> **WHAT IS BEING ASKED**: Carry none of the pictures over; write out the complete data exactly.

> **DATASET**:

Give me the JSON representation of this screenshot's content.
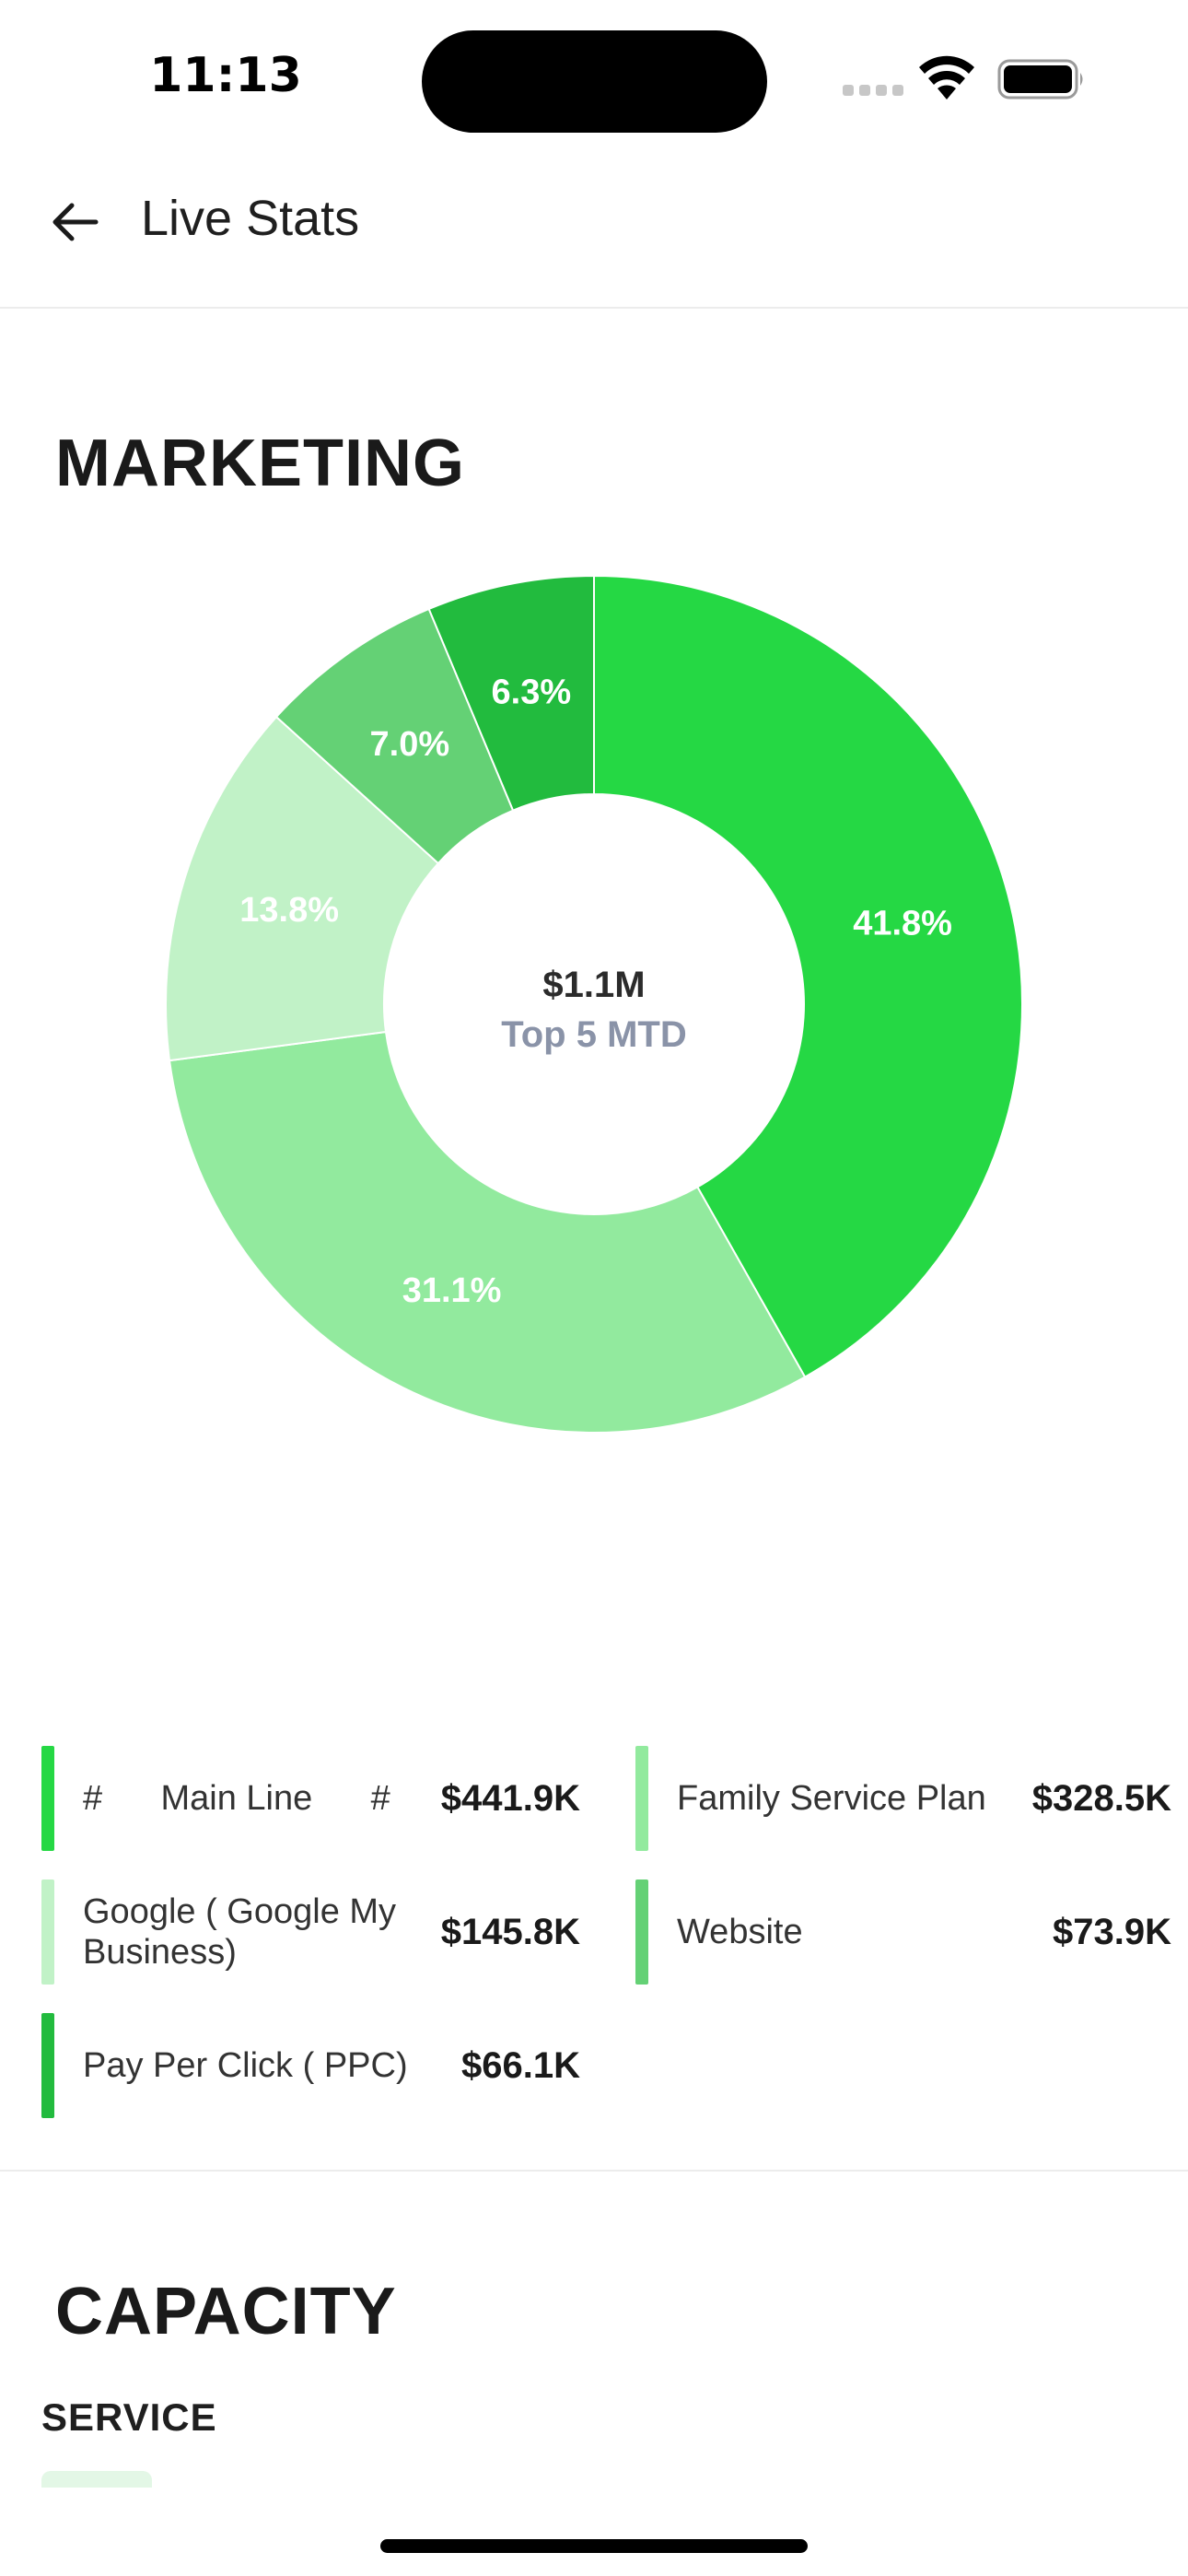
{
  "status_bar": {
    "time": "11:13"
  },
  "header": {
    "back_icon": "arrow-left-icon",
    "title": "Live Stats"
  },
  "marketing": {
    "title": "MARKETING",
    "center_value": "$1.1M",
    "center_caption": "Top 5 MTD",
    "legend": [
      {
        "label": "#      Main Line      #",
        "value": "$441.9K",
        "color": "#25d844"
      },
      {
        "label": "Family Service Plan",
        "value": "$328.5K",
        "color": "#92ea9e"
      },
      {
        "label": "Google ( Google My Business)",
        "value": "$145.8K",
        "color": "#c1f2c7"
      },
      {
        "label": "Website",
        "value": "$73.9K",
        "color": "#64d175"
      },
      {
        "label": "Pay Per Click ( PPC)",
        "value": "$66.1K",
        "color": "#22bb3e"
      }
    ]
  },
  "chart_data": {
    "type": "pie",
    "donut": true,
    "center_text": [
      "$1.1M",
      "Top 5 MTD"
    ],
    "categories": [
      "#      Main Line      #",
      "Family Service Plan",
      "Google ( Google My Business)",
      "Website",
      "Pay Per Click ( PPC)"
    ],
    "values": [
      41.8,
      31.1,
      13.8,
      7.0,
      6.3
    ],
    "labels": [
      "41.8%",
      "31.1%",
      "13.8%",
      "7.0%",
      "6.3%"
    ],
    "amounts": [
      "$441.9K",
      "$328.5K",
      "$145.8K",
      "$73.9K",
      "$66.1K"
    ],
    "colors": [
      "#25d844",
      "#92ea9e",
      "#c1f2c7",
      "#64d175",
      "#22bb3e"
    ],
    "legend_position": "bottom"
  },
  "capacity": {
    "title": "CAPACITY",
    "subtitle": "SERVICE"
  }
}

> **RESULT OF THIS EXERCISE**:
Give me the JSON representation of this screenshot's content.
{
  "status_bar": {
    "time": "11:13"
  },
  "header": {
    "back_icon": "arrow-left-icon",
    "title": "Live Stats"
  },
  "marketing": {
    "title": "MARKETING",
    "center_value": "$1.1M",
    "center_caption": "Top 5 MTD",
    "legend": [
      {
        "label": "#      Main Line      #",
        "value": "$441.9K",
        "color": "#25d844"
      },
      {
        "label": "Family Service Plan",
        "value": "$328.5K",
        "color": "#92ea9e"
      },
      {
        "label": "Google ( Google My Business)",
        "value": "$145.8K",
        "color": "#c1f2c7"
      },
      {
        "label": "Website",
        "value": "$73.9K",
        "color": "#64d175"
      },
      {
        "label": "Pay Per Click ( PPC)",
        "value": "$66.1K",
        "color": "#22bb3e"
      }
    ]
  },
  "chart_data": {
    "type": "pie",
    "donut": true,
    "center_text": [
      "$1.1M",
      "Top 5 MTD"
    ],
    "categories": [
      "#      Main Line      #",
      "Family Service Plan",
      "Google ( Google My Business)",
      "Website",
      "Pay Per Click ( PPC)"
    ],
    "values": [
      41.8,
      31.1,
      13.8,
      7.0,
      6.3
    ],
    "labels": [
      "41.8%",
      "31.1%",
      "13.8%",
      "7.0%",
      "6.3%"
    ],
    "amounts": [
      "$441.9K",
      "$328.5K",
      "$145.8K",
      "$73.9K",
      "$66.1K"
    ],
    "colors": [
      "#25d844",
      "#92ea9e",
      "#c1f2c7",
      "#64d175",
      "#22bb3e"
    ],
    "legend_position": "bottom"
  },
  "capacity": {
    "title": "CAPACITY",
    "subtitle": "SERVICE"
  }
}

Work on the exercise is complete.